Recopiez sans rien changer, dans le texte sur la providence divine, tout ce qui va de « Tu ne saurais » jusqu'à « sera la volonté ! » inclus.

▶ **Texte fourni**
··········

Lethielleux (p. 167-172).

CHAPITRE VI

(140)

Où Dieu explique sa providence à l’égard des hommes et se plaint de leurs infidélités. Exposé d’une figure de l’ancien testament, qui enferme une précieuse doctrine.

Après t’avoir montré ma providence dans une occasion particulière, je reviens maintenant à son action générale.

Tu ne saurais te faire une idée de l’ignorance de l’homme. Il perd tout sens, et tout jugement, dès qu’il met en lui-même son espérance et s’en remet à sa propre sagesse. O homme insensé ! Tu ne vois donc pas que ta sagesse elle-même, ce n’est pas de toi que tu la tiens ? C’est ma bonté, qui pourvoit à tes besoins, qui te l’a donnée. Qui te le prouve ? Ta propre expérience.

Combien de fois n’as-tu pas souhaité de faire une chose, sans pouvoir et sans savoir la faire. Une autre fois, c’est le temps qui te fera défaut ; ou si ce n’est pas le temps qui te manque, ce sera la volonté !

··········

▶ **Données fournies**
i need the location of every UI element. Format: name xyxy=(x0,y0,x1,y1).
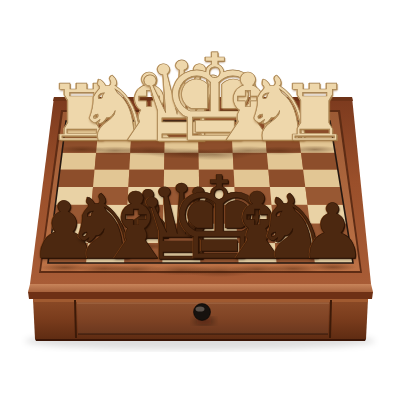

··········

▶ **Résultat obtenu**
Tu ne saurais te faire une idée de l’ignorance de l’homme. Il perd tout sens, et tout jugement, dès qu’il met en lui-même son espérance et s’en remet à sa propre sagesse. O homme insensé ! Tu ne vois donc pas que ta sagesse elle-même, ce n’est pas de toi que tu la tiens ? C’est ma bonté, qui pourvoit à tes besoins, qui te l’a donnée. Qui te le prouve ? Ta propre expérience.

Combien de fois n’as-tu pas souhaité de faire une chose, sans pouvoir et sans savoir la faire. Une autre fois, c’est le temps qui te fera défaut ; ou si ce n’est pas le temps qui te manque, ce sera la volonté !